Restate the full set of records exactly, word for word.

--- Data for this task ---
= = = = =
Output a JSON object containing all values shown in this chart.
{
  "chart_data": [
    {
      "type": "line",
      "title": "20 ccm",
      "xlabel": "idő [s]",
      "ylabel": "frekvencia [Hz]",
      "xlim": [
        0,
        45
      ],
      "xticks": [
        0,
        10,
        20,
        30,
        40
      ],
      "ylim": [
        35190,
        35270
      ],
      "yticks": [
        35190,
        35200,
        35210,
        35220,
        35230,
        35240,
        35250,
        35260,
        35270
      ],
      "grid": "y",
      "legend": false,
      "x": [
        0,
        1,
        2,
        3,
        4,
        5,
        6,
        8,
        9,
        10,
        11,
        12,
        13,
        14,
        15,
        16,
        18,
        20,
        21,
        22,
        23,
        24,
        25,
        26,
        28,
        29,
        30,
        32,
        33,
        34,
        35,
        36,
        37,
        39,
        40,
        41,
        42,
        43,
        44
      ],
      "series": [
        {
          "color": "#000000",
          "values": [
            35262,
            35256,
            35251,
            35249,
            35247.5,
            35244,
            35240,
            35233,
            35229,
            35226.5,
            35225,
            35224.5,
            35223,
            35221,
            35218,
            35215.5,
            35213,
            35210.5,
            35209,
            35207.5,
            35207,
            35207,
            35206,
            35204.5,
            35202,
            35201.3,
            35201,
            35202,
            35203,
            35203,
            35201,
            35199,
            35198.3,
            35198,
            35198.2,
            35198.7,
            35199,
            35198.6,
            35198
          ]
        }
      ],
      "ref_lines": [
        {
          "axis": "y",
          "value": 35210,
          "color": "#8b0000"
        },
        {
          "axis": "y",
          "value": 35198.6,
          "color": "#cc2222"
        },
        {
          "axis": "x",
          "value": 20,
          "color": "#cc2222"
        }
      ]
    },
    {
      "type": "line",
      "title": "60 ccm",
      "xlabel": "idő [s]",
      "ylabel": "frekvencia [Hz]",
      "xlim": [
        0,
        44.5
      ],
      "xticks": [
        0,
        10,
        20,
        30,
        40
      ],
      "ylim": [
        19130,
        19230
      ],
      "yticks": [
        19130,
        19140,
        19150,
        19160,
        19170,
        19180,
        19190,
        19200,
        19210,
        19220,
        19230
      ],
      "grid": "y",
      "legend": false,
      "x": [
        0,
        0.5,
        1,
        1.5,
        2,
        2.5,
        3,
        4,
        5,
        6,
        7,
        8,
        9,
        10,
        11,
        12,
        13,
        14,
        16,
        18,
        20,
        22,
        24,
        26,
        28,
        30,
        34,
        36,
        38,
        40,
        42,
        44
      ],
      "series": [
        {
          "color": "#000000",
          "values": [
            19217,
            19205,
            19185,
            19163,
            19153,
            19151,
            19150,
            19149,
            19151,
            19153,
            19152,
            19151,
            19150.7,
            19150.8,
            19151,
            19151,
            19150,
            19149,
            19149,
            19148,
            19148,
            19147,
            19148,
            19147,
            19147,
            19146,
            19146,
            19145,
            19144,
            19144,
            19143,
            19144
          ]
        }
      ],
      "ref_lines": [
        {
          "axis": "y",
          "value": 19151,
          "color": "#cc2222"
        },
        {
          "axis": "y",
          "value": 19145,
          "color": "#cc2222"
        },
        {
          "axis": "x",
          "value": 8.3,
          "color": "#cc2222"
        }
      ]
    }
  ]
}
= = = = =
--- Exercise response ---
Output a JSON object containing all values shown in this chart.
{
  "chart_data": [
    {
      "type": "line",
      "title": "20 ccm",
      "xlabel": "idő [s]",
      "ylabel": "frekvencia [Hz]",
      "xlim": [
        0,
        45
      ],
      "xticks": [
        0,
        10,
        20,
        30,
        40
      ],
      "ylim": [
        35190,
        35270
      ],
      "yticks": [
        35190,
        35200,
        35210,
        35220,
        35230,
        35240,
        35250,
        35260,
        35270
      ],
      "grid": "y",
      "legend": false,
      "x": [
        0,
        1,
        2,
        3,
        4,
        5,
        6,
        8,
        9,
        10,
        11,
        12,
        13,
        14,
        15,
        16,
        18,
        20,
        21,
        22,
        23,
        24,
        25,
        26,
        28,
        29,
        30,
        32,
        33,
        34,
        35,
        36,
        37,
        39,
        40,
        41,
        42,
        43,
        44
      ],
      "series": [
        {
          "color": "#000000",
          "values": [
            35262,
            35256,
            35251,
            35249,
            35247.5,
            35244,
            35240,
            35233,
            35229,
            35226.5,
            35225,
            35224.5,
            35223,
            35221,
            35218,
            35215.5,
            35213,
            35210.5,
            35209,
            35207.5,
            35207,
            35207,
            35206,
            35204.5,
            35202,
            35201.3,
            35201,
            35202,
            35203,
            35203,
            35201,
            35199,
            35198.3,
            35198,
            35198.2,
            35198.7,
            35199,
            35198.6,
            35198
          ]
        }
      ],
      "ref_lines": [
        {
          "axis": "y",
          "value": 35210,
          "color": "#8b0000"
        },
        {
          "axis": "y",
          "value": 35198.6,
          "color": "#cc2222"
        },
        {
          "axis": "x",
          "value": 20,
          "color": "#cc2222"
        }
      ]
    },
    {
      "type": "line",
      "title": "60 ccm",
      "xlabel": "idő [s]",
      "ylabel": "frekvencia [Hz]",
      "xlim": [
        0,
        44.5
      ],
      "xticks": [
        0,
        10,
        20,
        30,
        40
      ],
      "ylim": [
        19130,
        19230
      ],
      "yticks": [
        19130,
        19140,
        19150,
        19160,
        19170,
        19180,
        19190,
        19200,
        19210,
        19220,
        19230
      ],
      "grid": "y",
      "legend": false,
      "x": [
        0,
        0.5,
        1,
        1.5,
        2,
        2.5,
        3,
        4,
        5,
        6,
        7,
        8,
        9,
        10,
        11,
        12,
        13,
        14,
        16,
        18,
        20,
        22,
        24,
        26,
        28,
        30,
        34,
        36,
        38,
        40,
        42,
        44
      ],
      "series": [
        {
          "color": "#000000",
          "values": [
            19217,
            19205,
            19185,
            19163,
            19153,
            19151,
            19150,
            19149,
            19151,
            19153,
            19152,
            19151,
            19150.7,
            19150.8,
            19151,
            19151,
            19150,
            19149,
            19149,
            19148,
            19148,
            19147,
            19148,
            19147,
            19147,
            19146,
            19146,
            19145,
            19144,
            19144,
            19143,
            19144
          ]
        }
      ],
      "ref_lines": [
        {
          "axis": "y",
          "value": 19151,
          "color": "#cc2222"
        },
        {
          "axis": "y",
          "value": 19145,
          "color": "#cc2222"
        },
        {
          "axis": "x",
          "value": 8.3,
          "color": "#cc2222"
        }
      ]
    }
  ]
}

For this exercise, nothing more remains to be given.